== PROBLEM ==
Give the lines of the items as a Markdown table with the columns No. and Entry, numbering each row and leaving out blank lines. Begin at the line that has "file-checkbox[interactable]: [13, 310, 22, 319]" and stop after the line that has "panel-title: 选择您要下载的程序: [10, 236, 164, 253]".

== INFORMATION SUPPLIED ==
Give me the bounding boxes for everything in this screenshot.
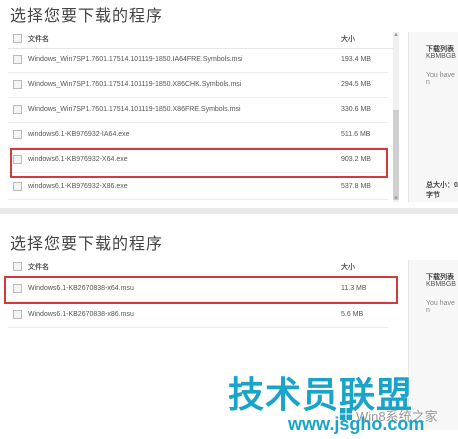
file-checkbox[interactable]: [13, 310, 22, 319]
select-all-checkbox[interactable]: [13, 262, 22, 271]
file-row[interactable]: windows6.1-KB976932-IA64.exe 511.6 MB: [8, 123, 388, 148]
file-size: 5.6 MB: [341, 311, 364, 318]
scroll-down-icon[interactable]: ▼: [393, 196, 399, 202]
file-checkbox[interactable]: [13, 182, 22, 191]
download-list-panel: 下载列表 KBMBGB You have n: [408, 260, 458, 430]
file-size: 511.6 MB: [341, 131, 371, 138]
panel-title: 选择您要下载的程序: [10, 236, 164, 253]
column-header-name[interactable]: 文件名: [28, 34, 49, 44]
file-row[interactable]: Windows_Win7SP1.7601.17514.101119-1850.X…: [8, 73, 388, 98]
size-units: KBMBGB: [426, 281, 456, 288]
file-checkbox[interactable]: [13, 55, 22, 64]
file-size: 294.5 MB: [341, 81, 371, 88]
size-units: KBMBGB: [426, 53, 456, 60]
file-size: 537.8 MB: [341, 183, 371, 190]
download-list-note: You have n: [426, 300, 455, 314]
highlight-box: [10, 148, 388, 178]
download-list-panel: 下载列表 KBMBGB You have n 总大小：0 字节: [408, 32, 458, 202]
scroll-up-icon[interactable]: ▲: [393, 32, 399, 38]
column-header-size[interactable]: 大小: [341, 34, 355, 44]
file-checkbox[interactable]: [13, 80, 22, 89]
file-selection-panel-bottom: 选择您要下载的程序 文件名 大小 Windows6.1-KB2670838-x6…: [0, 214, 458, 439]
file-name: windows6.1-KB976932-IA64.exe: [28, 131, 130, 138]
file-name: Windows_Win7SP1.7601.17514.101119-1850.X…: [28, 81, 242, 88]
file-name: Windows6.1-KB2670838-x86.msu: [28, 311, 134, 318]
list-header: 文件名 大小: [8, 258, 398, 277]
file-checkbox[interactable]: [13, 105, 22, 114]
file-size: 193.4 MB: [341, 56, 371, 63]
file-name: windows6.1-KB976932-X86.exe: [28, 183, 128, 190]
file-selection-panel-top: 选择您要下载的程序 文件名 大小 Windows_Win7SP1.7601.17…: [0, 0, 458, 208]
column-header-size[interactable]: 大小: [341, 262, 355, 272]
list-header: 文件名 大小: [8, 30, 398, 49]
file-row[interactable]: Windows_Win7SP1.7601.17514.101119-1850.X…: [8, 98, 388, 123]
panel-title: 选择您要下载的程序: [10, 8, 164, 25]
download-list-note: You have n: [426, 72, 455, 86]
file-row[interactable]: Windows_Win7SP1.7601.17514.101119-1850.I…: [8, 48, 388, 73]
scrollbar-thumb[interactable]: [393, 110, 399, 200]
file-row[interactable]: Windows6.1-KB2670838-x86.msu 5.6 MB: [8, 303, 388, 328]
file-size: 330.6 MB: [341, 106, 371, 113]
file-name: Windows_Win7SP1.7601.17514.101119-1850.I…: [28, 56, 243, 63]
file-row[interactable]: windows6.1-KB976932-X86.exe 537.8 MB: [8, 175, 388, 200]
scrollbar[interactable]: ▲ ▼: [393, 32, 399, 202]
select-all-checkbox[interactable]: [13, 34, 22, 43]
total-size: 总大小：0 字节: [426, 182, 458, 199]
file-checkbox[interactable]: [13, 130, 22, 139]
column-header-name[interactable]: 文件名: [28, 262, 49, 272]
highlight-box: [4, 276, 398, 304]
file-name: Windows_Win7SP1.7601.17514.101119-1850.X…: [28, 106, 241, 113]
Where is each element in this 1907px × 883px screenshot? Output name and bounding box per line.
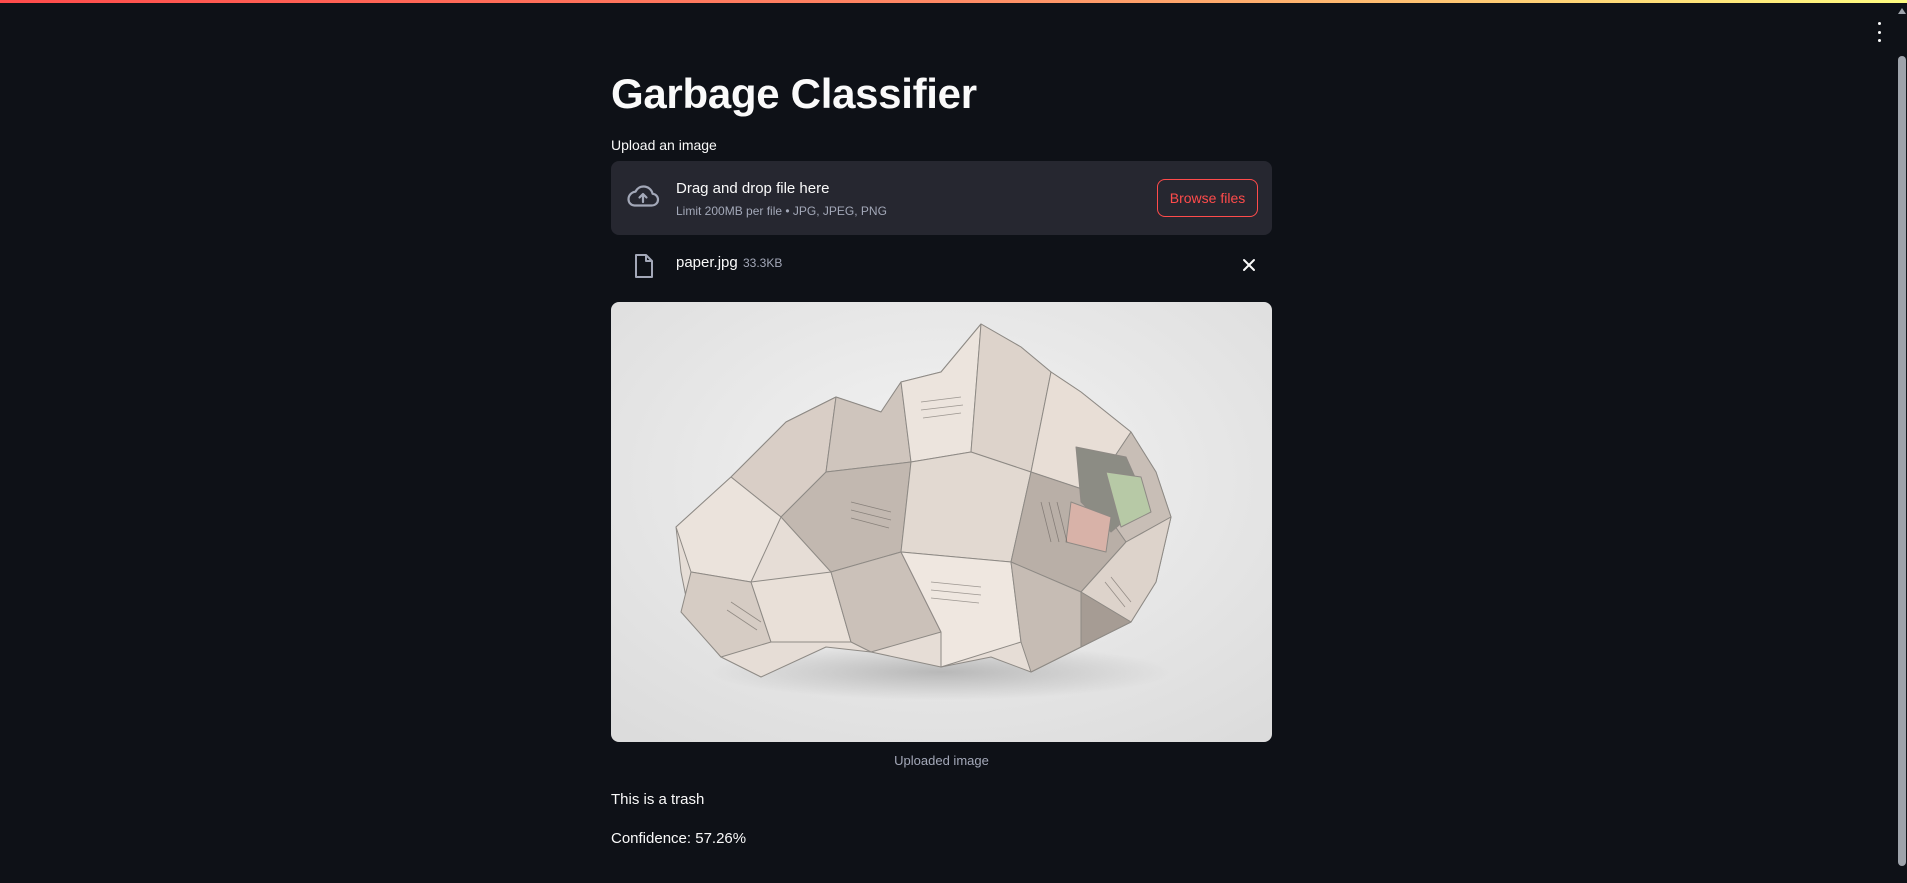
menu-dot [1877, 22, 1881, 25]
dropzone-title: Drag and drop file here [676, 180, 830, 197]
close-icon [1243, 259, 1255, 271]
image-caption: Uploaded image [894, 753, 989, 768]
scrollbar-thumb[interactable] [1898, 56, 1906, 866]
file-dropzone[interactable]: Drag and drop file here Limit 200MB per … [611, 161, 1272, 235]
crumpled-paper-photo [611, 302, 1272, 742]
uploaded-file-row: paper.jpg 33.3KB [611, 245, 1272, 285]
cloud-upload-icon [627, 185, 660, 207]
remove-file-button[interactable] [1238, 254, 1260, 276]
confidence-text: Confidence: 57.26% [611, 830, 747, 847]
uploaded-image [611, 302, 1272, 742]
prediction-text: This is a trash [611, 791, 705, 808]
upload-label: Upload an image [611, 137, 717, 153]
menu-dot [1877, 30, 1881, 34]
browse-files-button[interactable]: Browse files [1157, 179, 1258, 217]
main-menu-button[interactable] [1871, 22, 1887, 42]
dropzone-limit-text: Limit 200MB per file • JPG, JPEG, PNG [676, 204, 887, 218]
page-title: Garbage Classifier [611, 70, 977, 117]
file-size: 33.3KB [743, 256, 783, 270]
header-decoration-bar [0, 0, 1907, 3]
file-icon [635, 254, 653, 278]
scroll-up-arrow-icon[interactable] [1898, 8, 1906, 14]
menu-dot [1877, 39, 1881, 42]
file-name: paper.jpg [676, 254, 738, 271]
page-scrollbar[interactable] [1897, 4, 1907, 883]
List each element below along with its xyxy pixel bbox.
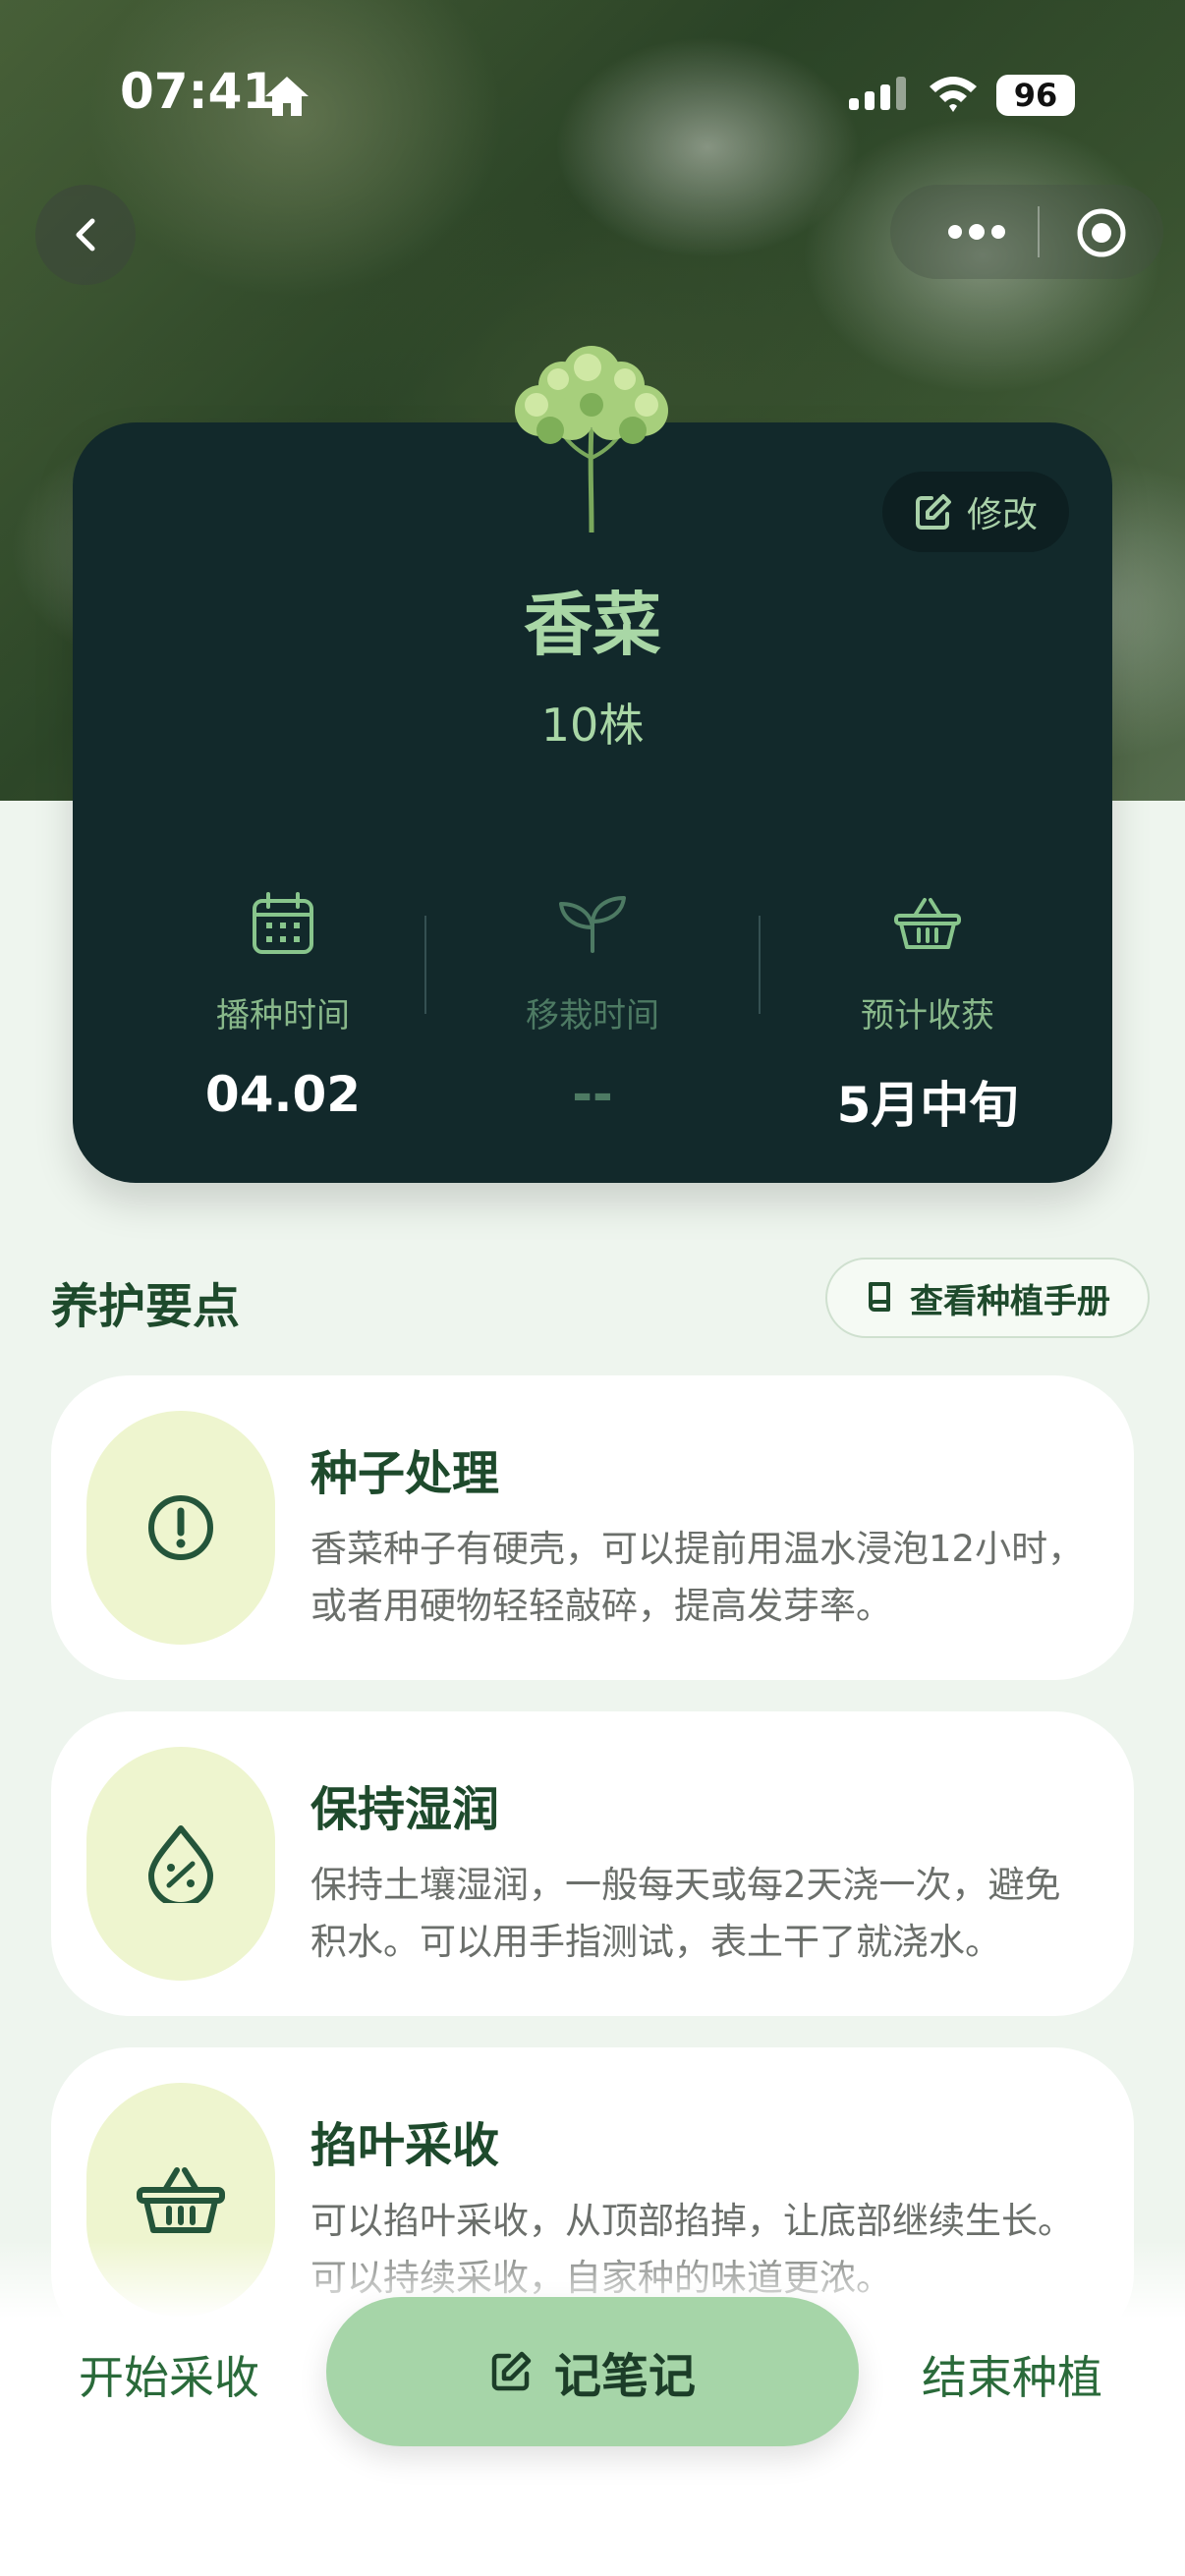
wifi-icon — [928, 73, 979, 118]
view-manual-button[interactable]: 查看种植手册 — [825, 1258, 1150, 1338]
care-tip-card: 保持湿润 保持土壤湿润，一般每天或每2天浇一次，避免积水。可以用手指测试，表土干… — [51, 1711, 1134, 2016]
calendar-icon — [116, 884, 450, 963]
battery-indicator: 96 — [996, 75, 1075, 116]
take-note-label: 记笔记 — [553, 2349, 696, 2404]
edit-label: 修改 — [966, 495, 1038, 535]
stat-label: 移栽时间 — [526, 996, 659, 1036]
book-icon — [869, 1282, 890, 1312]
home-icon — [261, 73, 312, 124]
edit-icon — [915, 494, 951, 530]
target-icon[interactable] — [1075, 206, 1128, 263]
take-note-button[interactable]: 记笔记 — [326, 2297, 859, 2446]
bottom-action-bar: 开始采收 记笔记 结束种植 — [0, 2260, 1185, 2576]
plant-name: 香菜 — [524, 585, 661, 665]
care-tip-card: 种子处理 香菜种子有硬壳，可以提前用温水浸泡12小时，或者用硬物轻轻敲碎，提高发… — [51, 1375, 1134, 1680]
miniapp-capsule — [890, 185, 1163, 279]
tip-title: 掐叶采收 — [310, 2118, 500, 2173]
basket-icon — [761, 884, 1095, 963]
start-harvest-button[interactable]: 开始采收 — [79, 2342, 259, 2407]
tip-description: 保持土壤湿润，一般每天或每2天浇一次，避免积水。可以用手指测试，表土干了就浇水。 — [310, 1864, 1061, 1963]
cellular-signal-icon — [849, 77, 910, 116]
plant-count: 10株 — [540, 699, 645, 752]
stat-value: 04.02 — [204, 1066, 362, 1123]
stat-value: -- — [572, 1066, 613, 1123]
view-manual-label: 查看种植手册 — [910, 1281, 1110, 1321]
stat-transplant-date: 移栽时间 -- — [425, 884, 760, 1123]
more-icon[interactable] — [947, 214, 1006, 253]
end-planting-button[interactable]: 结束种植 — [922, 2342, 1102, 2407]
stat-expected-harvest: 预计收获 5月中旬 — [761, 884, 1095, 1137]
edit-icon — [491, 2351, 532, 2391]
status-bar: 07:41 96 — [0, 0, 1185, 187]
stat-value: 5月中旬 — [836, 1077, 1019, 1134]
chevron-left-icon — [76, 218, 95, 252]
humidity-drop-icon — [86, 1747, 275, 1981]
status-time: 07:41 — [120, 63, 277, 120]
stat-label: 播种时间 — [216, 996, 350, 1036]
tip-description: 香菜种子有硬壳，可以提前用温水浸泡12小时，或者用硬物轻轻敲碎，提高发芽率。 — [310, 1528, 1085, 1627]
sprout-icon — [425, 884, 760, 963]
stat-sowing-date: 播种时间 04.02 — [116, 884, 450, 1123]
coriander-illustration — [501, 340, 682, 536]
stat-label: 预计收获 — [861, 996, 994, 1036]
capsule-divider — [1038, 206, 1040, 257]
care-section-title: 养护要点 — [51, 1279, 241, 1334]
alert-circle-icon — [86, 1411, 275, 1645]
back-button[interactable] — [35, 185, 136, 285]
plant-info-card: 修改 香菜 10株 播种时间 04.02 移栽时间 -- 预计收获 5月中旬 — [73, 422, 1112, 1183]
tip-title: 保持湿润 — [310, 1782, 500, 1837]
edit-button[interactable]: 修改 — [882, 472, 1069, 552]
tip-title: 种子处理 — [310, 1446, 500, 1501]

== THE SOLUTION ==
| No. | Entry |
|---|---|
| 1 | file-checkbox[interactable]: [13, 310, 22, 319] |
| 2 | select-all-checkbox[interactable]: [13, 262, 22, 271] |
| 3 | file-row[interactable]: windows6.1-KB976932-IA64.exe 511.6 MB: [8, 123, 388, 148] |
| 4 | file-size: 5.6 MB: [341, 311, 364, 318] |
| 5 | scroll-down-icon[interactable]: ▼: [393, 196, 399, 202] |
| 6 | file-checkbox[interactable]: [13, 182, 22, 191] |
| 7 | download-list-panel: 下载列表 KBMBGB You have n: [408, 260, 458, 430] |
| 8 | file-size: 511.6 MB: [341, 131, 371, 138] |
| 9 | panel-title: 选择您要下载的程序: [10, 236, 164, 253] |